_Objective_
Only the number is wanted: count the lines in the data with "Joannem" in them.

_Provided entries_
— start —
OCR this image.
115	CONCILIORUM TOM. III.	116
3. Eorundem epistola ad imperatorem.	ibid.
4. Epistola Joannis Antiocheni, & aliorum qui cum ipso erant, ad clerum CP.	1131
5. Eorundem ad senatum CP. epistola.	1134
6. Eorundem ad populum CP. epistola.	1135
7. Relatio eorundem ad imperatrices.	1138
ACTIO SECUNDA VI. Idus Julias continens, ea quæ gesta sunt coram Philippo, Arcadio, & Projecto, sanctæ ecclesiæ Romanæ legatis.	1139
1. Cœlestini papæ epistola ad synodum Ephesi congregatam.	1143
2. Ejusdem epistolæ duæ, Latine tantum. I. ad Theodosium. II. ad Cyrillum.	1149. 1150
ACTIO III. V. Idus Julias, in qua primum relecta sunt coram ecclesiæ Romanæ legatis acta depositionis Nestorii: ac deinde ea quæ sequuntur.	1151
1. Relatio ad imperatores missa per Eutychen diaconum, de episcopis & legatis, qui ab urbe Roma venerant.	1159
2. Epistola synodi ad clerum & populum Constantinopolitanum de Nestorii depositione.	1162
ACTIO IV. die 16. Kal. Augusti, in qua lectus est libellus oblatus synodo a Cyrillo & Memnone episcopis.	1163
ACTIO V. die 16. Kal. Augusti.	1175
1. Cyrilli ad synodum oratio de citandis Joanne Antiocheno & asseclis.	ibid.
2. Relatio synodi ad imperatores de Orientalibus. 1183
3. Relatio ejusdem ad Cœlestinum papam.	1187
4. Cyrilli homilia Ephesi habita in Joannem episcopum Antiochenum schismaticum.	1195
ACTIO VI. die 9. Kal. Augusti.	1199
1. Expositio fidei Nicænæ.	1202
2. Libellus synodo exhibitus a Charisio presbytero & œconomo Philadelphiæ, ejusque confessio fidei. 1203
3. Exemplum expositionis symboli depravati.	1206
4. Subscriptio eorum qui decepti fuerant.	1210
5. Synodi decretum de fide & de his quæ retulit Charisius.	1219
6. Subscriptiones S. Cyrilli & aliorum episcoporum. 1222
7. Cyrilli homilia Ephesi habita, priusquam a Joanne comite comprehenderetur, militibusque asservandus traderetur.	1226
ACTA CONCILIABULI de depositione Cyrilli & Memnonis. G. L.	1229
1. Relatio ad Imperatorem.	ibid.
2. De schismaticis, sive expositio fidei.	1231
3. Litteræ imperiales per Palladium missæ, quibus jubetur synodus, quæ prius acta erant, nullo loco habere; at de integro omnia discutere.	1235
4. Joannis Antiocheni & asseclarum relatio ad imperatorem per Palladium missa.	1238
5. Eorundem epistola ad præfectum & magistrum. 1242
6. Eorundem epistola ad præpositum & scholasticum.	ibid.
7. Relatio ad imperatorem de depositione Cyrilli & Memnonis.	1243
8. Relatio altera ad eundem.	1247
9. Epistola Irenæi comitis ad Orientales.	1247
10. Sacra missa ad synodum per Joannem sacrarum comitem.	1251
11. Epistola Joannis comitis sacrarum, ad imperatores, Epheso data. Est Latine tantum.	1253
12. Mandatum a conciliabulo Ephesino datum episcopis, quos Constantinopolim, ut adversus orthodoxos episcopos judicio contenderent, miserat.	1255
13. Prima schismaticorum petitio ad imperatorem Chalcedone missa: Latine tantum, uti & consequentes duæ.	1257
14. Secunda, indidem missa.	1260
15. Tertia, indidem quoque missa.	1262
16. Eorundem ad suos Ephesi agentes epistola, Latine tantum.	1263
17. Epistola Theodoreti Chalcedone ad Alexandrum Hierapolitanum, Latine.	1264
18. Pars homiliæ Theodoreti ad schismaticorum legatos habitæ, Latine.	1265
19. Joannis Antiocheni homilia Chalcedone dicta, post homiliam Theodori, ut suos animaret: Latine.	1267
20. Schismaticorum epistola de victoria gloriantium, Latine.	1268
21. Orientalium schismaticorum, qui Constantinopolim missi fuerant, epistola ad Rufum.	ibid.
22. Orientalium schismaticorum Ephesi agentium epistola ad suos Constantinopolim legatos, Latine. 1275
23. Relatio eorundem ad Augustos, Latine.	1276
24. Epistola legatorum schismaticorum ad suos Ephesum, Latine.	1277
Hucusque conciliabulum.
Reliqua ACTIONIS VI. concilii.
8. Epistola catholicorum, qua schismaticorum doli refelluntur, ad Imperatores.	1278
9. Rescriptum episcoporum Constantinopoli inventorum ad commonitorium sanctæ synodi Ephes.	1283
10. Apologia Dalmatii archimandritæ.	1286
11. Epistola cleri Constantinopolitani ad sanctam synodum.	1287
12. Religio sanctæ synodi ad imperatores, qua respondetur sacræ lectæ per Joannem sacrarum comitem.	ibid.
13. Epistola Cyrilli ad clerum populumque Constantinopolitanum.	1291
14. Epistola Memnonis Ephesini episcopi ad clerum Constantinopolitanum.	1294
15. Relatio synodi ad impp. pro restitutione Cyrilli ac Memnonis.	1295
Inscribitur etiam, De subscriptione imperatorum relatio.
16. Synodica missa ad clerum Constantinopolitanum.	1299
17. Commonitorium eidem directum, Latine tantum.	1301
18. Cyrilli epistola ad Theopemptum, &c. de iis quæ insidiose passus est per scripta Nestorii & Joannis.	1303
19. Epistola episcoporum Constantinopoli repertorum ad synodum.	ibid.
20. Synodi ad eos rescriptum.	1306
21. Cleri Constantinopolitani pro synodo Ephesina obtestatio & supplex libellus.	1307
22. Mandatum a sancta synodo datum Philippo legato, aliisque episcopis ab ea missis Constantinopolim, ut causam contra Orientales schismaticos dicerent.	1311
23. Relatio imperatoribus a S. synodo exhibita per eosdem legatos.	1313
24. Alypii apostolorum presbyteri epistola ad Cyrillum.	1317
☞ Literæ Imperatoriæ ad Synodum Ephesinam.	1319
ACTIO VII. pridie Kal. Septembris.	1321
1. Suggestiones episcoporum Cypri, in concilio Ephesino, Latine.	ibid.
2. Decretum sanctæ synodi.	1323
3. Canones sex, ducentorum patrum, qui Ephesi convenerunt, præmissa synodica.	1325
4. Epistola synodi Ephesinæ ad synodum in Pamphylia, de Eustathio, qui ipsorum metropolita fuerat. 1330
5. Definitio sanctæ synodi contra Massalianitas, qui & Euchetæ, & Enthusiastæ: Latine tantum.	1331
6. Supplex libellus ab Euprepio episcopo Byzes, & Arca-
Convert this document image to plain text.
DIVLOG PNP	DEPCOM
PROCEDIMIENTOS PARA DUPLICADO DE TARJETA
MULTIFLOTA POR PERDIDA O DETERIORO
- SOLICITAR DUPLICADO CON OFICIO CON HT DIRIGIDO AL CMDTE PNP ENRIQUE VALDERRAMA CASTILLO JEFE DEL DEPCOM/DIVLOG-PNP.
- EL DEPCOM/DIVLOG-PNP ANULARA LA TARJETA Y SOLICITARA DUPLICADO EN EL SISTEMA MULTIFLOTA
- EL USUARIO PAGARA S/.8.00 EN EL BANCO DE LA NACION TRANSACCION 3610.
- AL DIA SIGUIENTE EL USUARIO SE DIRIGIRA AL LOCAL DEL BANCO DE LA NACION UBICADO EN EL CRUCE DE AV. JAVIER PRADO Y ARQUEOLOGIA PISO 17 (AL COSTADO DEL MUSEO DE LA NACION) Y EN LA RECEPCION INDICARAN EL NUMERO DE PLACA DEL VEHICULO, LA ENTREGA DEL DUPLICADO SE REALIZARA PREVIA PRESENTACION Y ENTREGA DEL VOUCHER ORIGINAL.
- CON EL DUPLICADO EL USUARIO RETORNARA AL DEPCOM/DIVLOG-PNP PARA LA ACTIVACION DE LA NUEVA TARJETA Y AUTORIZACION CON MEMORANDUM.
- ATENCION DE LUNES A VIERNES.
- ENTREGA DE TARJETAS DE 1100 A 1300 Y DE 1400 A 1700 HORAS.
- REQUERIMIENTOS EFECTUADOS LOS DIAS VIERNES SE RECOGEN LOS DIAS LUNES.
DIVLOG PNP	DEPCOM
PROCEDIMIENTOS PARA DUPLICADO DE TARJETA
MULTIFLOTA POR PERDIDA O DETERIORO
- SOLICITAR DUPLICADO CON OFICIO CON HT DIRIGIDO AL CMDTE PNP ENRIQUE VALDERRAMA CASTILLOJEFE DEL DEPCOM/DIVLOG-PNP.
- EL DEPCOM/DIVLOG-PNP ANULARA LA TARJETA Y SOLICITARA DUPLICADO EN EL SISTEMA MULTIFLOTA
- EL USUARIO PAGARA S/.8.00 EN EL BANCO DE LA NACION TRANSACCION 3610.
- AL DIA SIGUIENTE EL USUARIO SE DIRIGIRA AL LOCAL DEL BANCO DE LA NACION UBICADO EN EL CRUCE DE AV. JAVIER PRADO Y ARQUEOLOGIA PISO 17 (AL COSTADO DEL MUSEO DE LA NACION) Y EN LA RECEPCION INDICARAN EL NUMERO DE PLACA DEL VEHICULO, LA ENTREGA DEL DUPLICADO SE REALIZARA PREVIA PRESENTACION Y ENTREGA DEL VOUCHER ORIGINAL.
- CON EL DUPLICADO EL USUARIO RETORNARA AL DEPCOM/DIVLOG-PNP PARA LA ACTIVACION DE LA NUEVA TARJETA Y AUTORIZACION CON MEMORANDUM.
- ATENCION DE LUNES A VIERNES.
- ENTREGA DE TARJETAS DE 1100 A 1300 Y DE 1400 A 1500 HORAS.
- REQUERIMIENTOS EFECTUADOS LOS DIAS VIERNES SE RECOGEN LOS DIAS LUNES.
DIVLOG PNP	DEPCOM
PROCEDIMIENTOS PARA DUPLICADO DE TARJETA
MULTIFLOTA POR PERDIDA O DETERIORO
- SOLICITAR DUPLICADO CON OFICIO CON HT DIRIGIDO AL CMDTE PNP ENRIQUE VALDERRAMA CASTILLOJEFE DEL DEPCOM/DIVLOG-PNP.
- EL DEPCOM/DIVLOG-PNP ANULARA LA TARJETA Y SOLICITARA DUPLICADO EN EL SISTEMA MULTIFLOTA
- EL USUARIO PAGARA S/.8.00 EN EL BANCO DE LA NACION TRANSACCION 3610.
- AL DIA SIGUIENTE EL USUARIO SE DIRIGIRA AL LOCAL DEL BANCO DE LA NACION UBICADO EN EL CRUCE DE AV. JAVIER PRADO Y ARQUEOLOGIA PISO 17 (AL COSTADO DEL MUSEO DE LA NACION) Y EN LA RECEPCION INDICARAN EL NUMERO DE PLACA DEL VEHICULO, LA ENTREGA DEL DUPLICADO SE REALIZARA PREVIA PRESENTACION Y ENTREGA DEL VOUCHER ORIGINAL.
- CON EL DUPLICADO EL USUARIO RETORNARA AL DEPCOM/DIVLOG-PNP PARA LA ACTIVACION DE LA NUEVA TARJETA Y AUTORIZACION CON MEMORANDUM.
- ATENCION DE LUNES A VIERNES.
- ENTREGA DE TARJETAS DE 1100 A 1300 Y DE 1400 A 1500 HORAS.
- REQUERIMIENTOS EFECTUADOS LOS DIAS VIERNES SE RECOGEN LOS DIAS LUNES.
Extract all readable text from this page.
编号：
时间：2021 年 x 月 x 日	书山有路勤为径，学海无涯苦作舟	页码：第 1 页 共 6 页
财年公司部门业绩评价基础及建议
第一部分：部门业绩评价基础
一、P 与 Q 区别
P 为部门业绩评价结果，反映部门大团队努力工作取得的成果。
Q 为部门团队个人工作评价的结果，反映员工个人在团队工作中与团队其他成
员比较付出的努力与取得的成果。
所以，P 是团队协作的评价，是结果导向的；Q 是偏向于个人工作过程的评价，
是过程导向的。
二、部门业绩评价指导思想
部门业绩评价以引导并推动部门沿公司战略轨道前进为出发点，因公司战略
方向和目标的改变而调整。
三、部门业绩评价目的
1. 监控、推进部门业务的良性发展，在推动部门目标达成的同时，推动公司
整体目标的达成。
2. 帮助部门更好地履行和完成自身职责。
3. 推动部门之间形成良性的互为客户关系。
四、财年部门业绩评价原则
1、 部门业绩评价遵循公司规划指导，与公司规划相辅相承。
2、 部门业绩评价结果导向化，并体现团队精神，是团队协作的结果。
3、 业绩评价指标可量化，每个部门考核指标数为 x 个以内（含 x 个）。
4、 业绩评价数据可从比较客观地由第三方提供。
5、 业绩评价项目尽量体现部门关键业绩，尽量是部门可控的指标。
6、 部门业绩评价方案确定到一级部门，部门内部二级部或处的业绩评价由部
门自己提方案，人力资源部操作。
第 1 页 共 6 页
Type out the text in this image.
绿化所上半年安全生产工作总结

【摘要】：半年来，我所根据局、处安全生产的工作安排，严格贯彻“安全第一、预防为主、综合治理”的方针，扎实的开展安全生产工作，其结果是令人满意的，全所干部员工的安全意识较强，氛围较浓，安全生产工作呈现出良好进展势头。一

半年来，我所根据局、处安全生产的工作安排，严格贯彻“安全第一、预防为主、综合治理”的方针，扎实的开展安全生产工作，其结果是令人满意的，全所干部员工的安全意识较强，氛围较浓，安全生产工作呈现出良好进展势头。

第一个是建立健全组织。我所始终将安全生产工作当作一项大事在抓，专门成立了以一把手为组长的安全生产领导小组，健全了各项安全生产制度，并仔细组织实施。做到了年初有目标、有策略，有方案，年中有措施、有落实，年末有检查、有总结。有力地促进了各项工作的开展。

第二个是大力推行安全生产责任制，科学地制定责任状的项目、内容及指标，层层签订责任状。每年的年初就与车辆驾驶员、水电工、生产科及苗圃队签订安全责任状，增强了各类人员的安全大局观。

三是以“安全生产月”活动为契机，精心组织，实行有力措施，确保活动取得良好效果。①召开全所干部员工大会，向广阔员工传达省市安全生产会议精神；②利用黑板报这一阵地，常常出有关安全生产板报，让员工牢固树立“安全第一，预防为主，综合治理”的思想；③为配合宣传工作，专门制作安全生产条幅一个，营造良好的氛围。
— end —
_Task solution_
3